Each line below should be quoted exactly, please.
—————
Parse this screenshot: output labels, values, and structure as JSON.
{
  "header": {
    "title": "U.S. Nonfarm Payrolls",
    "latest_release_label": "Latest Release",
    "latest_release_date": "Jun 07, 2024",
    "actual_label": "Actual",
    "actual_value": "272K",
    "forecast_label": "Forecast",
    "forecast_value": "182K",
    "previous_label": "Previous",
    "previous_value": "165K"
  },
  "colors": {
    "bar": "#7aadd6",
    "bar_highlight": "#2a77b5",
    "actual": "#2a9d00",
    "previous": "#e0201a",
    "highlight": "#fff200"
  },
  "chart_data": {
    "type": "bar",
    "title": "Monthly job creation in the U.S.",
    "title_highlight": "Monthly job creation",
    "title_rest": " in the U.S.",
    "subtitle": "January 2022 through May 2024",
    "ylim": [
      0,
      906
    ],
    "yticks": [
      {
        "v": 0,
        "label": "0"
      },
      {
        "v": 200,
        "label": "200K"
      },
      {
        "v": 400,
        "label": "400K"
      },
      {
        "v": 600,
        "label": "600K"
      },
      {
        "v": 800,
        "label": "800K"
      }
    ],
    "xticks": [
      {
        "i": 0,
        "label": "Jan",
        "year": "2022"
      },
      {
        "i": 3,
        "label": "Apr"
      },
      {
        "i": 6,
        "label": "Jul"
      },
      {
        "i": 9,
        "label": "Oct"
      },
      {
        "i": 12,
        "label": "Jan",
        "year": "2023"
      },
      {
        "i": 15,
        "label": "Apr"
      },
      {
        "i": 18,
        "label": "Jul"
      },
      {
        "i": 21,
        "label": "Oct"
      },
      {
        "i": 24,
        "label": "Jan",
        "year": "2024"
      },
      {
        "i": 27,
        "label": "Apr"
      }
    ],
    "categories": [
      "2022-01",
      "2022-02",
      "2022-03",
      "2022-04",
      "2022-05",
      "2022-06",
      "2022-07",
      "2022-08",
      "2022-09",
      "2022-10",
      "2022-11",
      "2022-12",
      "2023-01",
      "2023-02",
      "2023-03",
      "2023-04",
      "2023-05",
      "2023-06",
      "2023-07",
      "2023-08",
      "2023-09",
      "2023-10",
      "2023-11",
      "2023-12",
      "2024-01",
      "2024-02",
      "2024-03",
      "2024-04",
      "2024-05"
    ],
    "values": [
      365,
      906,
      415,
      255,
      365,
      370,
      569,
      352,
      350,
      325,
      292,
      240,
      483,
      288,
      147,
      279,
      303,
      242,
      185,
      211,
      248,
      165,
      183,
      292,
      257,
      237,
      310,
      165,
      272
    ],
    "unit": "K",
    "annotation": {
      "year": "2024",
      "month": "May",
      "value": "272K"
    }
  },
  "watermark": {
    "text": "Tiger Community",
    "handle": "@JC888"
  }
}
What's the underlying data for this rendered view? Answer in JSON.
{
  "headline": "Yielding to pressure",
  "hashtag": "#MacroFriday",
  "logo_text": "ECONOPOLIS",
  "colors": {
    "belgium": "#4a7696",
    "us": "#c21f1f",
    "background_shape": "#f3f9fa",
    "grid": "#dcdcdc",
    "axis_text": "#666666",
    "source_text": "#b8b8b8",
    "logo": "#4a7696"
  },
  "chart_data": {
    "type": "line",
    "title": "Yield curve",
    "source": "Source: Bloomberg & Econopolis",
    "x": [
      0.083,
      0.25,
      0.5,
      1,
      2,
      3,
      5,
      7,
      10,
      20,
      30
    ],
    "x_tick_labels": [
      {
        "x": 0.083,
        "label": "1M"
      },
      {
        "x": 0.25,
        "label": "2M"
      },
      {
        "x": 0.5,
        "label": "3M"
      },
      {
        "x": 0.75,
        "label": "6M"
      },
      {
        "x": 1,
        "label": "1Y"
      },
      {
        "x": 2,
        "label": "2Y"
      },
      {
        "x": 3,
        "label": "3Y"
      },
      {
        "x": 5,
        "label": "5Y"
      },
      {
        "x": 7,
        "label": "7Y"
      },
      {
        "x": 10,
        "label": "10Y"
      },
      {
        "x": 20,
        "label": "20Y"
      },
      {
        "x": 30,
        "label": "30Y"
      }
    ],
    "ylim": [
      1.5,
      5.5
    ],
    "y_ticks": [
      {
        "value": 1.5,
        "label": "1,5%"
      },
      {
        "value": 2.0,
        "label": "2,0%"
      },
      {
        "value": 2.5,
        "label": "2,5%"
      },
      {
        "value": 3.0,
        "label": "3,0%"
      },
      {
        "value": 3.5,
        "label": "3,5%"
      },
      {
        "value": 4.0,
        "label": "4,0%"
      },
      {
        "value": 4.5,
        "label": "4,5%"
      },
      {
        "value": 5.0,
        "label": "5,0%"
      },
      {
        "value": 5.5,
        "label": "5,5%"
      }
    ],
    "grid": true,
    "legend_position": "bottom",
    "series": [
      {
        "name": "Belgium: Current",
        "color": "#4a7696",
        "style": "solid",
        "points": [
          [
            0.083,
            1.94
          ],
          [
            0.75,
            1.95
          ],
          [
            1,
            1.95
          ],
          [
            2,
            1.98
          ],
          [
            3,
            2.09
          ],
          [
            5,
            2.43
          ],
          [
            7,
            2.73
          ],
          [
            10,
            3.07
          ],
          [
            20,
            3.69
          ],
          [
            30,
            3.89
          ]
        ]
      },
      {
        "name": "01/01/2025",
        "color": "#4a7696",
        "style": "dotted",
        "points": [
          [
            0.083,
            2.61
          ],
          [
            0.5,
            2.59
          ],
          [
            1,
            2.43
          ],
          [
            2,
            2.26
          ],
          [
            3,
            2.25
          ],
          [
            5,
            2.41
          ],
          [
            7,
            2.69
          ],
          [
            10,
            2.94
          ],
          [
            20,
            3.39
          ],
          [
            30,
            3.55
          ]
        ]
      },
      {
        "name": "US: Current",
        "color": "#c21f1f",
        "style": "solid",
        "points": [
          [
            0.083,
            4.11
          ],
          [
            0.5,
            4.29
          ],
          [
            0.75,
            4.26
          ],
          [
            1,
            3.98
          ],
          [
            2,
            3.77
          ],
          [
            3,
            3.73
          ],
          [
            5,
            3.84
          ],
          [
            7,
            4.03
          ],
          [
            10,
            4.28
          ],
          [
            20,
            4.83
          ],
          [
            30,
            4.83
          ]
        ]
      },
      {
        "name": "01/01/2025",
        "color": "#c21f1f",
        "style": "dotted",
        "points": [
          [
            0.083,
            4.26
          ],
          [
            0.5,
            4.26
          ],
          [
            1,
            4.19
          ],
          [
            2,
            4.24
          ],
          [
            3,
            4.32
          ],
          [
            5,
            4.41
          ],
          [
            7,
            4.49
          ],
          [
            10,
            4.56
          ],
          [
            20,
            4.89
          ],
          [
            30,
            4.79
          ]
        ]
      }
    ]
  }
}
—————
**TASK ANSWER**
Parse this screenshot: output labels, values, and structure as JSON.
{
  "header": {
    "title": "U.S. Nonfarm Payrolls",
    "latest_release_label": "Latest Release",
    "latest_release_date": "Jun 07, 2024",
    "actual_label": "Actual",
    "actual_value": "272K",
    "forecast_label": "Forecast",
    "forecast_value": "182K",
    "previous_label": "Previous",
    "previous_value": "165K"
  },
  "colors": {
    "bar": "#7aadd6",
    "bar_highlight": "#2a77b5",
    "actual": "#2a9d00",
    "previous": "#e0201a",
    "highlight": "#fff200"
  },
  "chart_data": {
    "type": "bar",
    "title": "Monthly job creation in the U.S.",
    "title_highlight": "Monthly job creation",
    "title_rest": " in the U.S.",
    "subtitle": "January 2022 through May 2024",
    "ylim": [
      0,
      906
    ],
    "yticks": [
      {
        "v": 0,
        "label": "0"
      },
      {
        "v": 200,
        "label": "200K"
      },
      {
        "v": 400,
        "label": "400K"
      },
      {
        "v": 600,
        "label": "600K"
      },
      {
        "v": 800,
        "label": "800K"
      }
    ],
    "xticks": [
      {
        "i": 0,
        "label": "Jan",
        "year": "2022"
      },
      {
        "i": 3,
        "label": "Apr"
      },
      {
        "i": 6,
        "label": "Jul"
      },
      {
        "i": 9,
        "label": "Oct"
      },
      {
        "i": 12,
        "label": "Jan",
        "year": "2023"
      },
      {
        "i": 15,
        "label": "Apr"
      },
      {
        "i": 18,
        "label": "Jul"
      },
      {
        "i": 21,
        "label": "Oct"
      },
      {
        "i": 24,
        "label": "Jan",
        "year": "2024"
      },
      {
        "i": 27,
        "label": "Apr"
      }
    ],
    "categories": [
      "2022-01",
      "2022-02",
      "2022-03",
      "2022-04",
      "2022-05",
      "2022-06",
      "2022-07",
      "2022-08",
      "2022-09",
      "2022-10",
      "2022-11",
      "2022-12",
      "2023-01",
      "2023-02",
      "2023-03",
      "2023-04",
      "2023-05",
      "2023-06",
      "2023-07",
      "2023-08",
      "2023-09",
      "2023-10",
      "2023-11",
      "2023-12",
      "2024-01",
      "2024-02",
      "2024-03",
      "2024-04",
      "2024-05"
    ],
    "values": [
      365,
      906,
      415,
      255,
      365,
      370,
      569,
      352,
      350,
      325,
      292,
      240,
      483,
      288,
      147,
      279,
      303,
      242,
      185,
      211,
      248,
      165,
      183,
      292,
      257,
      237,
      310,
      165,
      272
    ],
    "unit": "K",
    "annotation": {
      "year": "2024",
      "month": "May",
      "value": "272K"
    }
  },
  "watermark": {
    "text": "Tiger Community",
    "handle": "@JC888"
  }
}
What's the underlying data for this rendered view? Answer in JSON.
{
  "headline": "Yielding to pressure",
  "hashtag": "#MacroFriday",
  "logo_text": "ECONOPOLIS",
  "colors": {
    "belgium": "#4a7696",
    "us": "#c21f1f",
    "background_shape": "#f3f9fa",
    "grid": "#dcdcdc",
    "axis_text": "#666666",
    "source_text": "#b8b8b8",
    "logo": "#4a7696"
  },
  "chart_data": {
    "type": "line",
    "title": "Yield curve",
    "source": "Source: Bloomberg & Econopolis",
    "x": [
      0.083,
      0.25,
      0.5,
      1,
      2,
      3,
      5,
      7,
      10,
      20,
      30
    ],
    "x_tick_labels": [
      {
        "x": 0.083,
        "label": "1M"
      },
      {
        "x": 0.25,
        "label": "2M"
      },
      {
        "x": 0.5,
        "label": "3M"
      },
      {
        "x": 0.75,
        "label": "6M"
      },
      {
        "x": 1,
        "label": "1Y"
      },
      {
        "x": 2,
        "label": "2Y"
      },
      {
        "x": 3,
        "label": "3Y"
      },
      {
        "x": 5,
        "label": "5Y"
      },
      {
        "x": 7,
        "label": "7Y"
      },
      {
        "x": 10,
        "label": "10Y"
      },
      {
        "x": 20,
        "label": "20Y"
      },
      {
        "x": 30,
        "label": "30Y"
      }
    ],
    "ylim": [
      1.5,
      5.5
    ],
    "y_ticks": [
      {
        "value": 1.5,
        "label": "1,5%"
      },
      {
        "value": 2.0,
        "label": "2,0%"
      },
      {
        "value": 2.5,
        "label": "2,5%"
      },
      {
        "value": 3.0,
        "label": "3,0%"
      },
      {
        "value": 3.5,
        "label": "3,5%"
      },
      {
        "value": 4.0,
        "label": "4,0%"
      },
      {
        "value": 4.5,
        "label": "4,5%"
      },
      {
        "value": 5.0,
        "label": "5,0%"
      },
      {
        "value": 5.5,
        "label": "5,5%"
      }
    ],
    "grid": true,
    "legend_position": "bottom",
    "series": [
      {
        "name": "Belgium: Current",
        "color": "#4a7696",
        "style": "solid",
        "points": [
          [
            0.083,
            1.94
          ],
          [
            0.75,
            1.95
          ],
          [
            1,
            1.95
          ],
          [
            2,
            1.98
          ],
          [
            3,
            2.09
          ],
          [
            5,
            2.43
          ],
          [
            7,
            2.73
          ],
          [
            10,
            3.07
          ],
          [
            20,
            3.69
          ],
          [
            30,
            3.89
          ]
        ]
      },
      {
        "name": "01/01/2025",
        "color": "#4a7696",
        "style": "dotted",
        "points": [
          [
            0.083,
            2.61
          ],
          [
            0.5,
            2.59
          ],
          [
            1,
            2.43
          ],
          [
            2,
            2.26
          ],
          [
            3,
            2.25
          ],
          [
            5,
            2.41
          ],
          [
            7,
            2.69
          ],
          [
            10,
            2.94
          ],
          [
            20,
            3.39
          ],
          [
            30,
            3.55
          ]
        ]
      },
      {
        "name": "US: Current",
        "color": "#c21f1f",
        "style": "solid",
        "points": [
          [
            0.083,
            4.11
          ],
          [
            0.5,
            4.29
          ],
          [
            0.75,
            4.26
          ],
          [
            1,
            3.98
          ],
          [
            2,
            3.77
          ],
          [
            3,
            3.73
          ],
          [
            5,
            3.84
          ],
          [
            7,
            4.03
          ],
          [
            10,
            4.28
          ],
          [
            20,
            4.83
          ],
          [
            30,
            4.83
          ]
        ]
      },
      {
        "name": "01/01/2025",
        "color": "#c21f1f",
        "style": "dotted",
        "points": [
          [
            0.083,
            4.26
          ],
          [
            0.5,
            4.26
          ],
          [
            1,
            4.19
          ],
          [
            2,
            4.24
          ],
          [
            3,
            4.32
          ],
          [
            5,
            4.41
          ],
          [
            7,
            4.49
          ],
          [
            10,
            4.56
          ],
          [
            20,
            4.89
          ],
          [
            30,
            4.79
          ]
        ]
      }
    ]
  }
}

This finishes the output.